• EXERCISE GOAL: In the data below, locate each line with the word "color" and list it.

• RECORDS PROVIDED:
┌──
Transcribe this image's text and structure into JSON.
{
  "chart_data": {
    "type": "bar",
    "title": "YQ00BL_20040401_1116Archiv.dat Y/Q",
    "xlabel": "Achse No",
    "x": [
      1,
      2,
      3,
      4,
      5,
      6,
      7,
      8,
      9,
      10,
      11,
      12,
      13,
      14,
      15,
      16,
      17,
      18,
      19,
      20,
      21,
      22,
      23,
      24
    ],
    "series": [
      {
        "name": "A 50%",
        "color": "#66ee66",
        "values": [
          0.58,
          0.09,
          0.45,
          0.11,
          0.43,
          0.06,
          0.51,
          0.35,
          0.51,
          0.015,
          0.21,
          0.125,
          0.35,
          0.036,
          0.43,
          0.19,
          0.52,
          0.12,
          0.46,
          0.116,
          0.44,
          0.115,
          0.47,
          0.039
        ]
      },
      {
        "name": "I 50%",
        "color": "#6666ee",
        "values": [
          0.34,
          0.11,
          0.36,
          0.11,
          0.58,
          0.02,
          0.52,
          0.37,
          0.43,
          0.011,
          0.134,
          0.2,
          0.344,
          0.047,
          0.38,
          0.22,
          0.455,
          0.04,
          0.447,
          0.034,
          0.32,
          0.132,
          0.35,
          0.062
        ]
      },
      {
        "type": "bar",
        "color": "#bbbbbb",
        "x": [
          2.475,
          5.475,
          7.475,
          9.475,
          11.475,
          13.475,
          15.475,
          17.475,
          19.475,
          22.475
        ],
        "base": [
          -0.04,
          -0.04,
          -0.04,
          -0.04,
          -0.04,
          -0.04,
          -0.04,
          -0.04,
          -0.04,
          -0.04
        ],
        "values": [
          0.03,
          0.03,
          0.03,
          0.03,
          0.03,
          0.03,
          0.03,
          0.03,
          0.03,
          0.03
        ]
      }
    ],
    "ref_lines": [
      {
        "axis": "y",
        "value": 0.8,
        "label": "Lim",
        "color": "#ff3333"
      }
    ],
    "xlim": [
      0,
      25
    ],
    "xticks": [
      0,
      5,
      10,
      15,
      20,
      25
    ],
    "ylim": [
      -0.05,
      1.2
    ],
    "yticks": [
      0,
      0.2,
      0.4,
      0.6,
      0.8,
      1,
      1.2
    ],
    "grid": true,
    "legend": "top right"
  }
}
└──
• TASK RESPONSE:
        "color": "#66ee66",
        "color": "#6666ee",
        "color": "#bbbbbb",
        "color": "#ff3333"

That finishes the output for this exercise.